**Brief**
Transcribe the listing exactly, leaving out every picture.

**Data lines**
------------------------------

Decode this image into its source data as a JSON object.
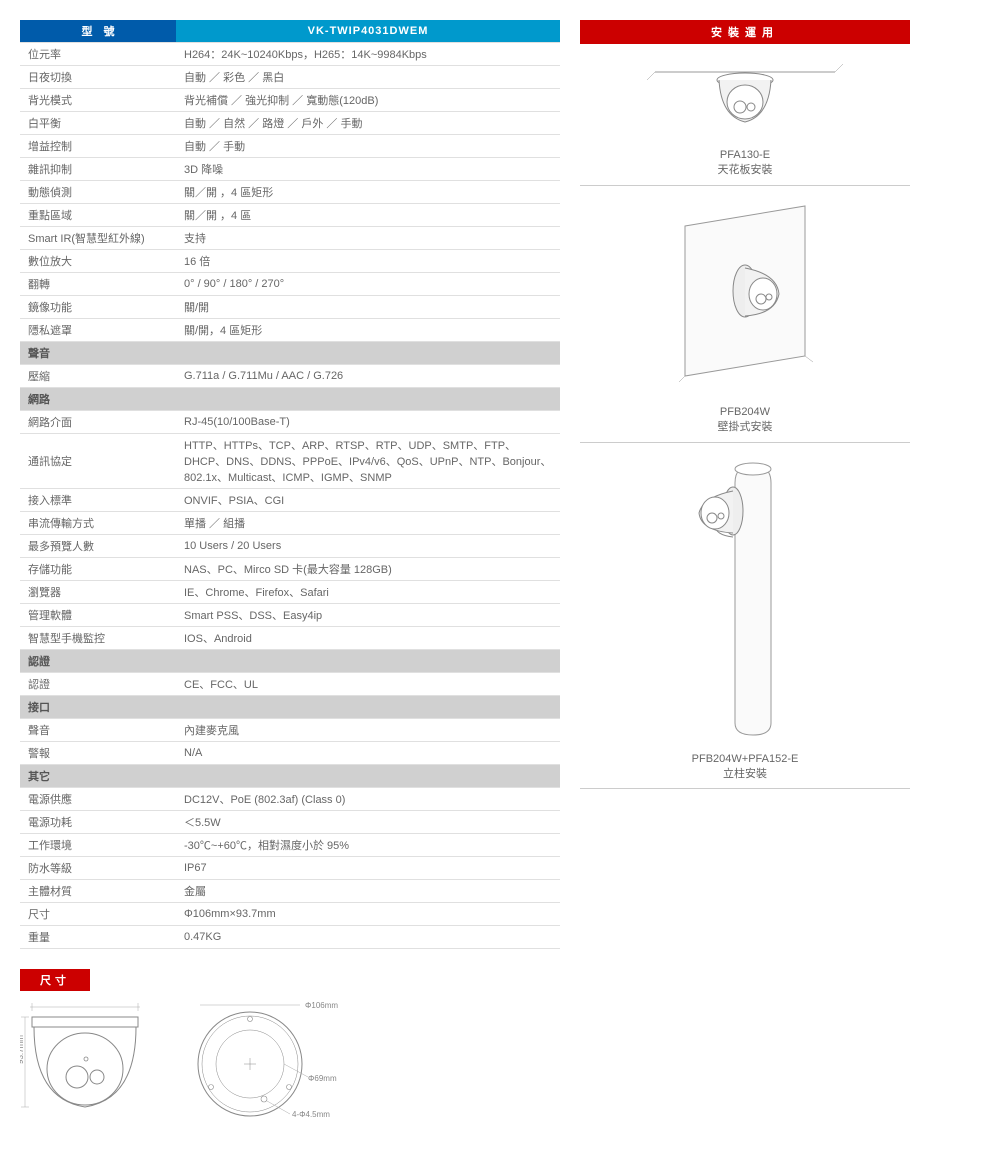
{
  "colors": {
    "blue": "#005baa",
    "cyan": "#0099cc",
    "red": "#c00",
    "section_bg": "#d0d0d0",
    "text": "#666666",
    "border": "#e0e0e0"
  },
  "headers": {
    "model_label": "型　號",
    "model_value": "VK-TWIP4031DWEM",
    "install_title": "安裝運用",
    "dimensions_title": "尺寸"
  },
  "spec_rows": [
    {
      "type": "row",
      "label": "位元率",
      "value": "H264：24K~10240Kbps，H265：14K~9984Kbps"
    },
    {
      "type": "row",
      "label": "日夜切換",
      "value": "自動 ／ 彩色 ／ 黑白"
    },
    {
      "type": "row",
      "label": "背光模式",
      "value": "背光補償 ／ 強光抑制 ／ 寬動態(120dB)"
    },
    {
      "type": "row",
      "label": "白平衡",
      "value": "自動 ／ 自然 ／ 路燈 ／ 戶外 ／ 手動"
    },
    {
      "type": "row",
      "label": "增益控制",
      "value": "自動 ／ 手動"
    },
    {
      "type": "row",
      "label": "雜訊抑制",
      "value": "3D 降噪"
    },
    {
      "type": "row",
      "label": "動態偵測",
      "value": "關／開 ，4 區矩形"
    },
    {
      "type": "row",
      "label": "重點區域",
      "value": "關／開 ，4 區"
    },
    {
      "type": "row",
      "label": "Smart IR(智慧型紅外線)",
      "value": "支持"
    },
    {
      "type": "row",
      "label": "數位放大",
      "value": "16 倍"
    },
    {
      "type": "row",
      "label": "翻轉",
      "value": "0° / 90° / 180° / 270°"
    },
    {
      "type": "row",
      "label": "鏡像功能",
      "value": "關/開"
    },
    {
      "type": "row",
      "label": "隱私遮罩",
      "value": "關/開，4 區矩形"
    },
    {
      "type": "section",
      "label": "聲音"
    },
    {
      "type": "row",
      "label": "壓縮",
      "value": "G.711a / G.711Mu / AAC / G.726"
    },
    {
      "type": "section",
      "label": "網路"
    },
    {
      "type": "row",
      "label": "網路介面",
      "value": "RJ-45(10/100Base-T)"
    },
    {
      "type": "row",
      "label": "通訊協定",
      "value": "HTTP、HTTPs、TCP、ARP、RTSP、RTP、UDP、SMTP、FTP、DHCP、DNS、DDNS、PPPoE、IPv4/v6、QoS、UPnP、NTP、Bonjour、802.1x、Multicast、ICMP、IGMP、SNMP"
    },
    {
      "type": "row",
      "label": "接入標準",
      "value": "ONVIF、PSIA、CGI"
    },
    {
      "type": "row",
      "label": "串流傳輸方式",
      "value": "單播 ／ 組播"
    },
    {
      "type": "row",
      "label": "最多預覽人數",
      "value": "10 Users / 20 Users"
    },
    {
      "type": "row",
      "label": "存儲功能",
      "value": "NAS、PC、Mirco SD 卡(最大容量 128GB)"
    },
    {
      "type": "row",
      "label": "瀏覽器",
      "value": "IE、Chrome、Firefox、Safari"
    },
    {
      "type": "row",
      "label": "管理軟體",
      "value": "Smart PSS、DSS、Easy4ip"
    },
    {
      "type": "row",
      "label": "智慧型手機監控",
      "value": "IOS、Android"
    },
    {
      "type": "section",
      "label": "認證"
    },
    {
      "type": "row",
      "label": "認證",
      "value": "CE、FCC、UL"
    },
    {
      "type": "section",
      "label": "接口"
    },
    {
      "type": "row",
      "label": "聲音",
      "value": "內建麥克風"
    },
    {
      "type": "row",
      "label": "警報",
      "value": "N/A"
    },
    {
      "type": "section",
      "label": "其它"
    },
    {
      "type": "row",
      "label": "電源供應",
      "value": "DC12V、PoE (802.3af) (Class 0)"
    },
    {
      "type": "row",
      "label": "電源功耗",
      "value": "＜5.5W"
    },
    {
      "type": "row",
      "label": "工作環境",
      "value": "-30℃~+60℃，相對濕度小於 95%"
    },
    {
      "type": "row",
      "label": "防水等級",
      "value": "IP67"
    },
    {
      "type": "row",
      "label": "主體材質",
      "value": "金屬"
    },
    {
      "type": "row",
      "label": "尺寸",
      "value": "Φ106mm×93.7mm"
    },
    {
      "type": "row",
      "label": "重量",
      "value": "0.47KG"
    }
  ],
  "installations": [
    {
      "model": "PFA130-E",
      "desc": "天花板安裝"
    },
    {
      "model": "PFB204W",
      "desc": "壁掛式安裝"
    },
    {
      "model": "PFB204W+PFA152-E",
      "desc": "立柱安裝"
    }
  ],
  "dimensions": {
    "diameter_label": "Φ106mm",
    "inner_label": "Φ69mm",
    "hole_label": "4-Φ4.5mm",
    "height_label": "93.7mm"
  }
}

------------------------------

**Answer to this problem**
Decode this image into its source data as a JSON object.
{
  "colors": {
    "blue": "#005baa",
    "cyan": "#0099cc",
    "red": "#c00",
    "section_bg": "#d0d0d0",
    "text": "#666666",
    "border": "#e0e0e0"
  },
  "headers": {
    "model_label": "型　號",
    "model_value": "VK-TWIP4031DWEM",
    "install_title": "安裝運用",
    "dimensions_title": "尺寸"
  },
  "spec_rows": [
    {
      "type": "row",
      "label": "位元率",
      "value": "H264：24K~10240Kbps，H265：14K~9984Kbps"
    },
    {
      "type": "row",
      "label": "日夜切換",
      "value": "自動 ／ 彩色 ／ 黑白"
    },
    {
      "type": "row",
      "label": "背光模式",
      "value": "背光補償 ／ 強光抑制 ／ 寬動態(120dB)"
    },
    {
      "type": "row",
      "label": "白平衡",
      "value": "自動 ／ 自然 ／ 路燈 ／ 戶外 ／ 手動"
    },
    {
      "type": "row",
      "label": "增益控制",
      "value": "自動 ／ 手動"
    },
    {
      "type": "row",
      "label": "雜訊抑制",
      "value": "3D 降噪"
    },
    {
      "type": "row",
      "label": "動態偵測",
      "value": "關／開 ，4 區矩形"
    },
    {
      "type": "row",
      "label": "重點區域",
      "value": "關／開 ，4 區"
    },
    {
      "type": "row",
      "label": "Smart IR(智慧型紅外線)",
      "value": "支持"
    },
    {
      "type": "row",
      "label": "數位放大",
      "value": "16 倍"
    },
    {
      "type": "row",
      "label": "翻轉",
      "value": "0° / 90° / 180° / 270°"
    },
    {
      "type": "row",
      "label": "鏡像功能",
      "value": "關/開"
    },
    {
      "type": "row",
      "label": "隱私遮罩",
      "value": "關/開，4 區矩形"
    },
    {
      "type": "section",
      "label": "聲音"
    },
    {
      "type": "row",
      "label": "壓縮",
      "value": "G.711a / G.711Mu / AAC / G.726"
    },
    {
      "type": "section",
      "label": "網路"
    },
    {
      "type": "row",
      "label": "網路介面",
      "value": "RJ-45(10/100Base-T)"
    },
    {
      "type": "row",
      "label": "通訊協定",
      "value": "HTTP、HTTPs、TCP、ARP、RTSP、RTP、UDP、SMTP、FTP、DHCP、DNS、DDNS、PPPoE、IPv4/v6、QoS、UPnP、NTP、Bonjour、802.1x、Multicast、ICMP、IGMP、SNMP"
    },
    {
      "type": "row",
      "label": "接入標準",
      "value": "ONVIF、PSIA、CGI"
    },
    {
      "type": "row",
      "label": "串流傳輸方式",
      "value": "單播 ／ 組播"
    },
    {
      "type": "row",
      "label": "最多預覽人數",
      "value": "10 Users / 20 Users"
    },
    {
      "type": "row",
      "label": "存儲功能",
      "value": "NAS、PC、Mirco SD 卡(最大容量 128GB)"
    },
    {
      "type": "row",
      "label": "瀏覽器",
      "value": "IE、Chrome、Firefox、Safari"
    },
    {
      "type": "row",
      "label": "管理軟體",
      "value": "Smart PSS、DSS、Easy4ip"
    },
    {
      "type": "row",
      "label": "智慧型手機監控",
      "value": "IOS、Android"
    },
    {
      "type": "section",
      "label": "認證"
    },
    {
      "type": "row",
      "label": "認證",
      "value": "CE、FCC、UL"
    },
    {
      "type": "section",
      "label": "接口"
    },
    {
      "type": "row",
      "label": "聲音",
      "value": "內建麥克風"
    },
    {
      "type": "row",
      "label": "警報",
      "value": "N/A"
    },
    {
      "type": "section",
      "label": "其它"
    },
    {
      "type": "row",
      "label": "電源供應",
      "value": "DC12V、PoE (802.3af) (Class 0)"
    },
    {
      "type": "row",
      "label": "電源功耗",
      "value": "＜5.5W"
    },
    {
      "type": "row",
      "label": "工作環境",
      "value": "-30℃~+60℃，相對濕度小於 95%"
    },
    {
      "type": "row",
      "label": "防水等級",
      "value": "IP67"
    },
    {
      "type": "row",
      "label": "主體材質",
      "value": "金屬"
    },
    {
      "type": "row",
      "label": "尺寸",
      "value": "Φ106mm×93.7mm"
    },
    {
      "type": "row",
      "label": "重量",
      "value": "0.47KG"
    }
  ],
  "installations": [
    {
      "model": "PFA130-E",
      "desc": "天花板安裝"
    },
    {
      "model": "PFB204W",
      "desc": "壁掛式安裝"
    },
    {
      "model": "PFB204W+PFA152-E",
      "desc": "立柱安裝"
    }
  ],
  "dimensions": {
    "diameter_label": "Φ106mm",
    "inner_label": "Φ69mm",
    "hole_label": "4-Φ4.5mm",
    "height_label": "93.7mm"
  }
}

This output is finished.